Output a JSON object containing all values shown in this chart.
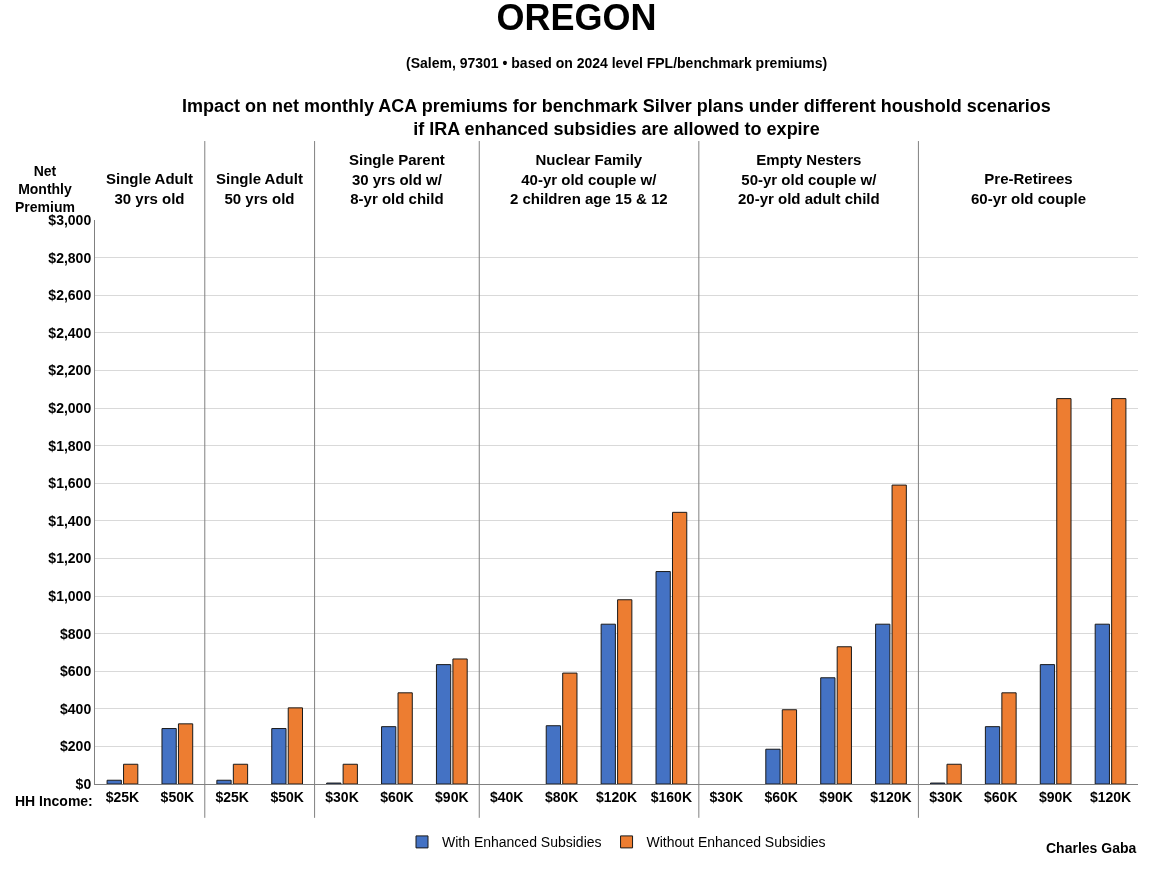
{
  "chart_data": {
    "type": "bar",
    "title": "OREGON",
    "subtitle": "(Salem, 97301 • based on 2024 level FPL/benchmark premiums)",
    "ylabel": "Net Monthly Premium",
    "xlabel": "HH Income:",
    "categories": [
      "$25K",
      "$50K",
      "$25K",
      "$50K",
      "$30K",
      "$60K",
      "$90K",
      "$40K",
      "$80K",
      "$120K",
      "$160K",
      "$30K",
      "$60K",
      "$90K",
      "$120K",
      "$30K",
      "$60K",
      "$90K",
      "$120K"
    ],
    "series": [
      {
        "name": "With Enhanced Subsidies",
        "color": "#4472c4",
        "values": [
          20,
          295,
          20,
          295,
          5,
          305,
          635,
          0,
          310,
          850,
          1130,
          0,
          185,
          565,
          850,
          5,
          305,
          635,
          850
        ]
      },
      {
        "name": "Without Enhanced Subsidies",
        "color": "#ed7d31",
        "values": [
          105,
          320,
          105,
          405,
          105,
          485,
          665,
          0,
          590,
          980,
          1445,
          0,
          395,
          730,
          1590,
          105,
          485,
          2050,
          2050
        ]
      }
    ],
    "ylim": [
      0,
      3000
    ],
    "yticks": [
      {
        "value": 0,
        "label": "$0"
      },
      {
        "value": 200,
        "label": "$200"
      },
      {
        "value": 400,
        "label": "$400"
      },
      {
        "value": 600,
        "label": "$600"
      },
      {
        "value": 800,
        "label": "$800"
      },
      {
        "value": 1000,
        "label": "$1,000"
      },
      {
        "value": 1200,
        "label": "$1,200"
      },
      {
        "value": 1400,
        "label": "$1,400"
      },
      {
        "value": 1600,
        "label": "$1,600"
      },
      {
        "value": 1800,
        "label": "$1,800"
      },
      {
        "value": 2000,
        "label": "$2,000"
      },
      {
        "value": 2200,
        "label": "$2,200"
      },
      {
        "value": 2400,
        "label": "$2,400"
      },
      {
        "value": 2600,
        "label": "$2,600"
      },
      {
        "value": 2800,
        "label": "$2,800"
      },
      {
        "value": 3000,
        "label": "$3,000"
      }
    ],
    "annotations": [
      "Impact on net monthly ACA premiums for benchmark Silver plans under different houshold scenarios\nif IRA enhanced subsidies are allowed to expire",
      "Single Adult\n30 yrs old",
      "Single Adult\n50 yrs old",
      "Single Parent\n30 yrs old w/\n8-yr old child",
      "Nuclear Family\n40-yr old couple w/\n2 children age 15 & 12",
      "Empty Nesters\n50-yr old couple w/\n20-yr old adult child",
      "Pre-Retirees\n60-yr old couple",
      "Charles Gaba"
    ],
    "grid": "y",
    "legend": "bottom"
  }
}
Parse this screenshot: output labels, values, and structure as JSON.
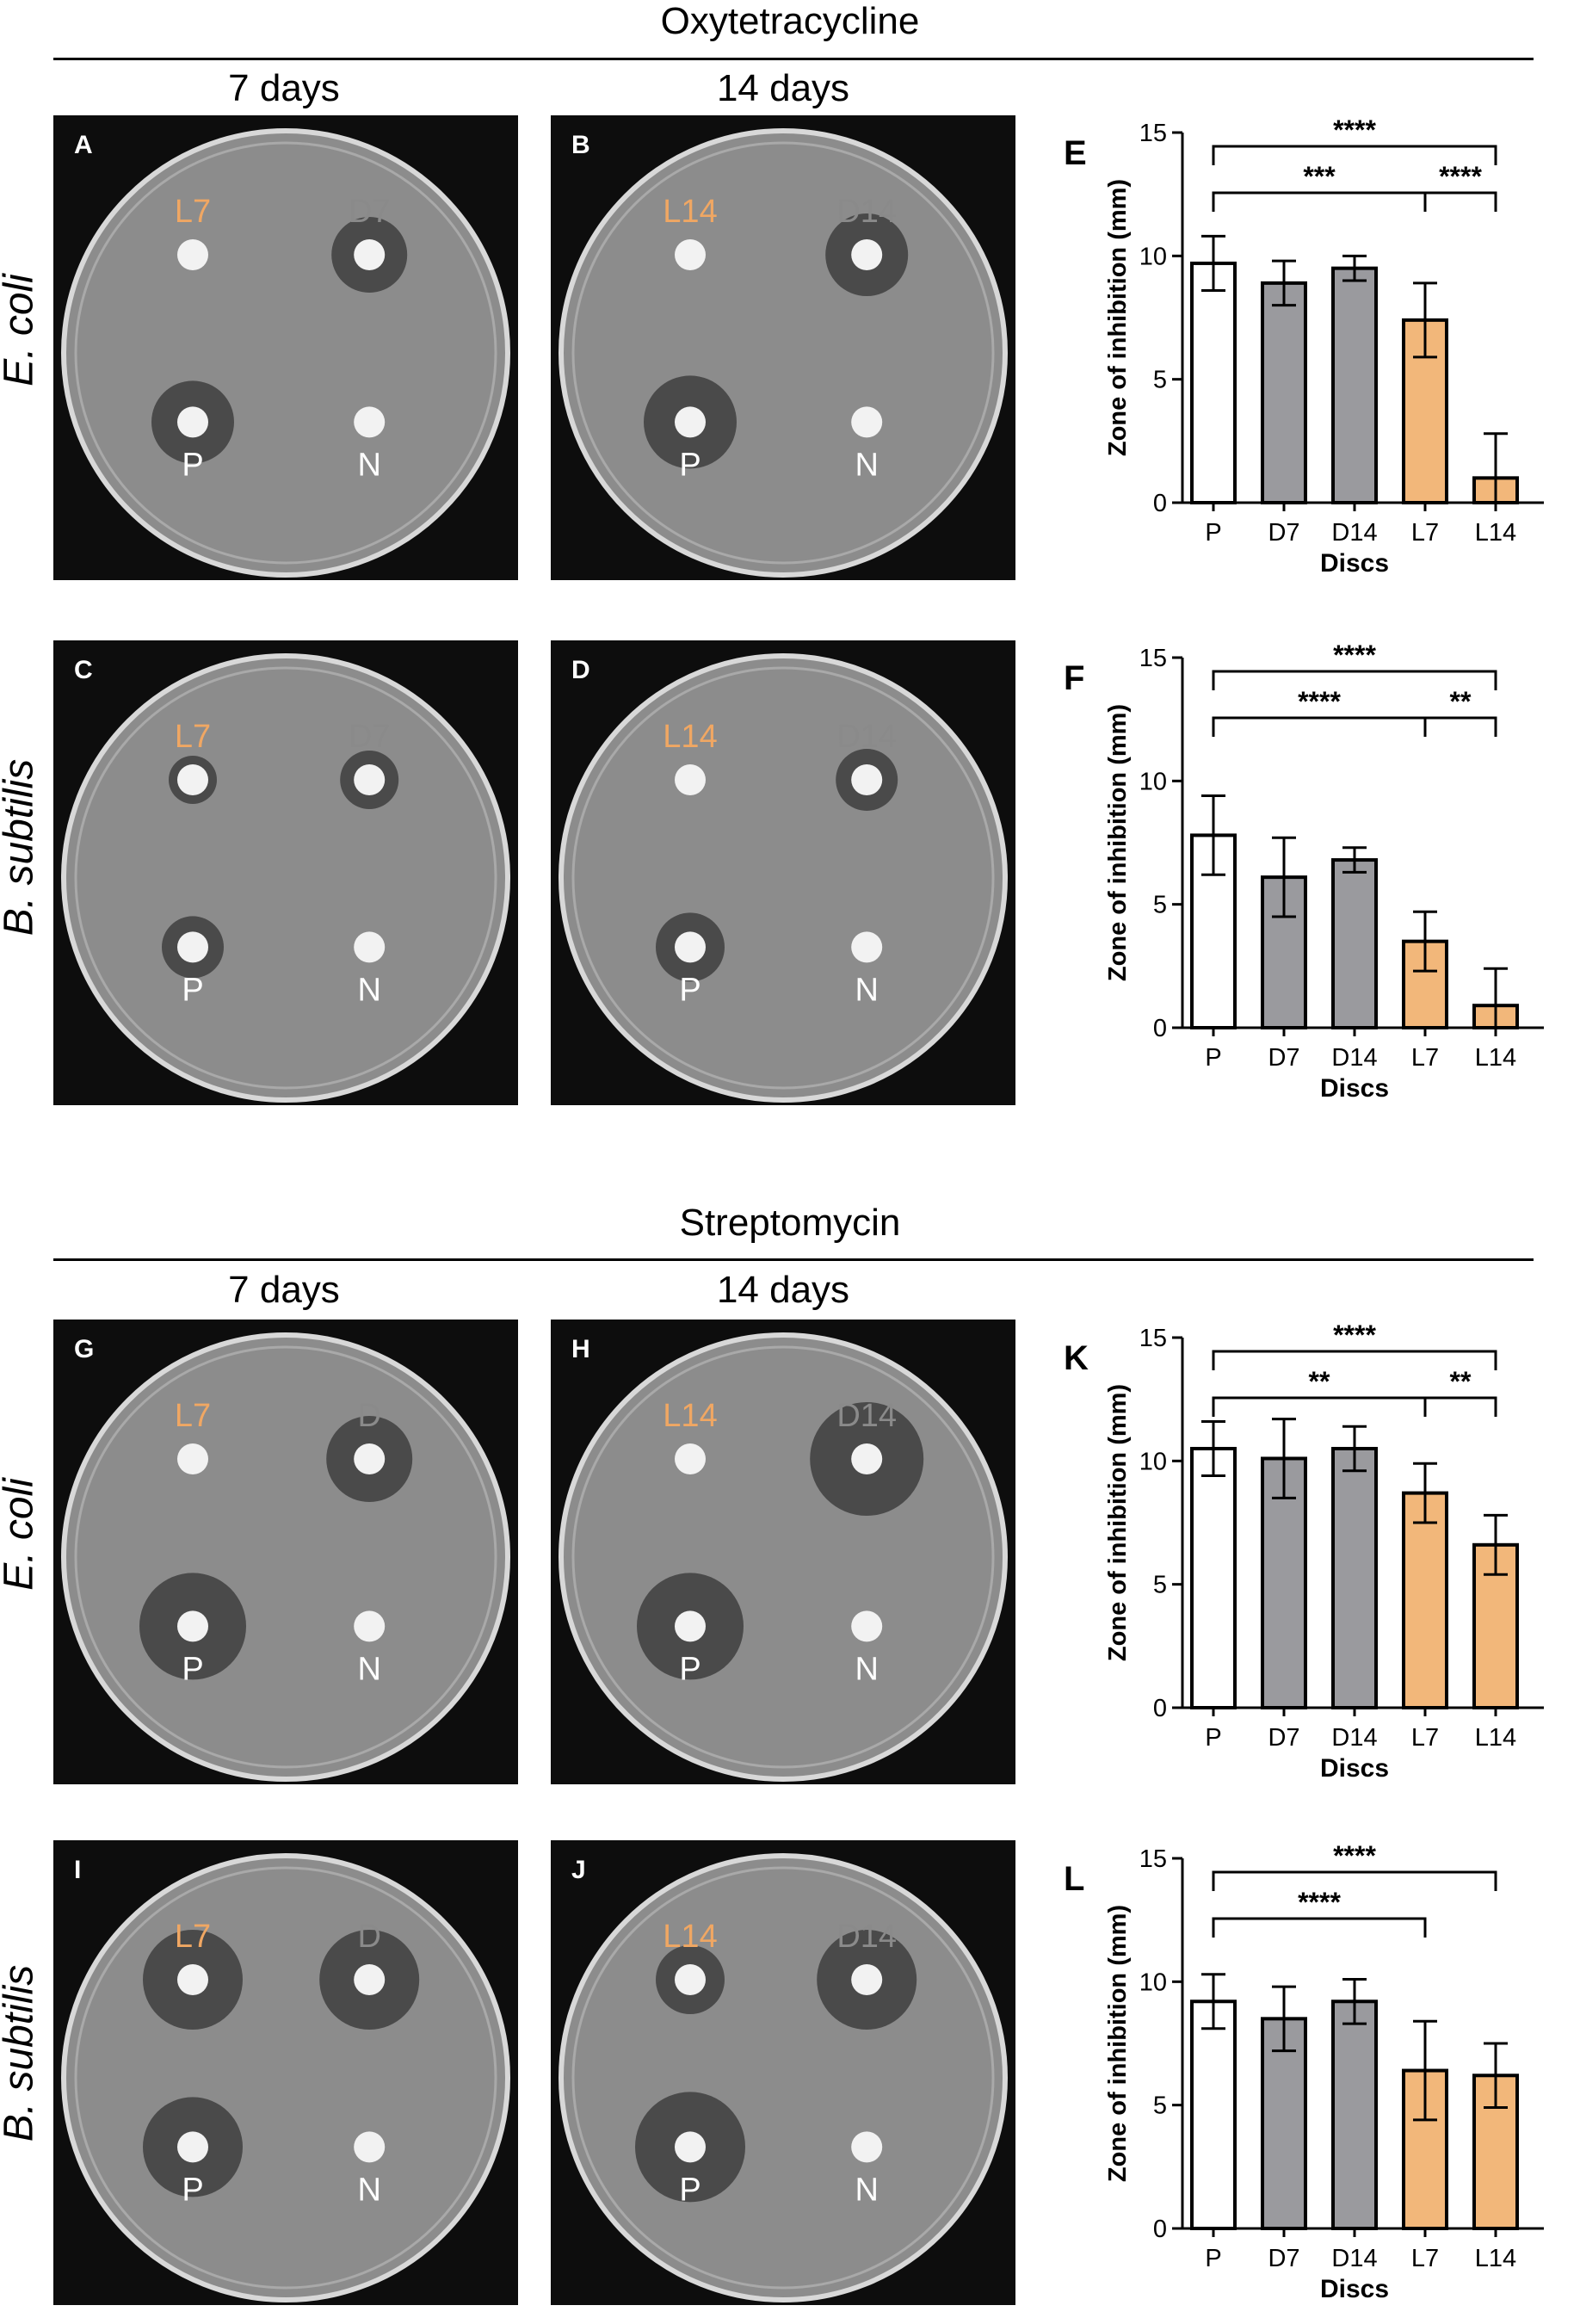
{
  "sections": [
    {
      "title": "Oxytetracycline",
      "col1": "7 days",
      "col2": "14 days",
      "row1": "E. coli",
      "row2": "B. subtilis"
    },
    {
      "title": "Streptomycin",
      "col1": "7 days",
      "col2": "14 days",
      "row1": "E. coli",
      "row2": "B. subtilis"
    }
  ],
  "plates": [
    {
      "letter": "A",
      "tl": "L7",
      "tr": "D7",
      "bl": "P",
      "br": "N"
    },
    {
      "letter": "B",
      "tl": "L14",
      "tr": "D14",
      "bl": "P",
      "br": "N"
    },
    {
      "letter": "C",
      "tl": "L7",
      "tr": "D7",
      "bl": "P",
      "br": "N"
    },
    {
      "letter": "D",
      "tl": "L14",
      "tr": "D14",
      "bl": "P",
      "br": "N"
    },
    {
      "letter": "G",
      "tl": "L7",
      "tr": "D",
      "bl": "P",
      "br": "N"
    },
    {
      "letter": "H",
      "tl": "L14",
      "tr": "D14",
      "bl": "P",
      "br": "N"
    },
    {
      "letter": "I",
      "tl": "L7",
      "tr": "D",
      "bl": "P",
      "br": "N"
    },
    {
      "letter": "J",
      "tl": "L14",
      "tr": "D14",
      "bl": "P",
      "br": "N"
    }
  ],
  "colors": {
    "orange_label": "#f0a763",
    "gray_label": "#8a8a8a",
    "bar_white": "#ffffff",
    "bar_gray": "#9a9a9e",
    "bar_orange": "#f2b77a"
  },
  "chart_data": [
    {
      "letter": "E",
      "type": "bar",
      "categories": [
        "P",
        "D7",
        "D14",
        "L7",
        "L14"
      ],
      "values": [
        9.7,
        8.9,
        9.5,
        7.4,
        1.0
      ],
      "errors": [
        1.1,
        0.9,
        0.5,
        1.5,
        1.8
      ],
      "fills": [
        "white",
        "gray",
        "gray",
        "orange",
        "orange"
      ],
      "xlabel": "Discs",
      "ylabel": "Zone of inhibition (mm)",
      "ylim": [
        0,
        15
      ],
      "yticks": [
        0,
        5,
        10,
        15
      ],
      "brackets": [
        {
          "from": 0,
          "to": 4,
          "label": "****",
          "level": 1
        },
        {
          "from": 0,
          "to": 3,
          "label": "***",
          "level": 0
        },
        {
          "from": 3,
          "to": 4,
          "label": "****",
          "level": 0
        }
      ]
    },
    {
      "letter": "F",
      "type": "bar",
      "categories": [
        "P",
        "D7",
        "D14",
        "L7",
        "L14"
      ],
      "values": [
        7.8,
        6.1,
        6.8,
        3.5,
        0.9
      ],
      "errors": [
        1.6,
        1.6,
        0.5,
        1.2,
        1.5
      ],
      "fills": [
        "white",
        "gray",
        "gray",
        "orange",
        "orange"
      ],
      "xlabel": "Discs",
      "ylabel": "Zone of inhibition (mm)",
      "ylim": [
        0,
        15
      ],
      "yticks": [
        0,
        5,
        10,
        15
      ],
      "brackets": [
        {
          "from": 0,
          "to": 4,
          "label": "****",
          "level": 1
        },
        {
          "from": 0,
          "to": 3,
          "label": "****",
          "level": 0
        },
        {
          "from": 3,
          "to": 4,
          "label": "**",
          "level": 0
        }
      ]
    },
    {
      "letter": "K",
      "type": "bar",
      "categories": [
        "P",
        "D7",
        "D14",
        "L7",
        "L14"
      ],
      "values": [
        10.5,
        10.1,
        10.5,
        8.7,
        6.6
      ],
      "errors": [
        1.1,
        1.6,
        0.9,
        1.2,
        1.2
      ],
      "fills": [
        "white",
        "gray",
        "gray",
        "orange",
        "orange"
      ],
      "xlabel": "Discs",
      "ylabel": "Zone of inhibition (mm)",
      "ylim": [
        0,
        15
      ],
      "yticks": [
        0,
        5,
        10,
        15
      ],
      "brackets": [
        {
          "from": 0,
          "to": 4,
          "label": "****",
          "level": 1
        },
        {
          "from": 0,
          "to": 3,
          "label": "**",
          "level": 0
        },
        {
          "from": 3,
          "to": 4,
          "label": "**",
          "level": 0
        }
      ]
    },
    {
      "letter": "L",
      "type": "bar",
      "categories": [
        "P",
        "D7",
        "D14",
        "L7",
        "L14"
      ],
      "values": [
        9.2,
        8.5,
        9.2,
        6.4,
        6.2
      ],
      "errors": [
        1.1,
        1.3,
        0.9,
        2.0,
        1.3
      ],
      "fills": [
        "white",
        "gray",
        "gray",
        "orange",
        "orange"
      ],
      "xlabel": "Discs",
      "ylabel": "Zone of inhibition (mm)",
      "ylim": [
        0,
        15
      ],
      "yticks": [
        0,
        5,
        10,
        15
      ],
      "brackets": [
        {
          "from": 0,
          "to": 4,
          "label": "****",
          "level": 1
        },
        {
          "from": 0,
          "to": 3,
          "label": "****",
          "level": 0
        }
      ]
    }
  ]
}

Aim of the task ▸ Which lines above hold the word "this"? Copy each of them.

Task response ▸
Output a JSON object containing all values shown in this chart.
Parse this screenshot: output labels, values, and structure as JSON.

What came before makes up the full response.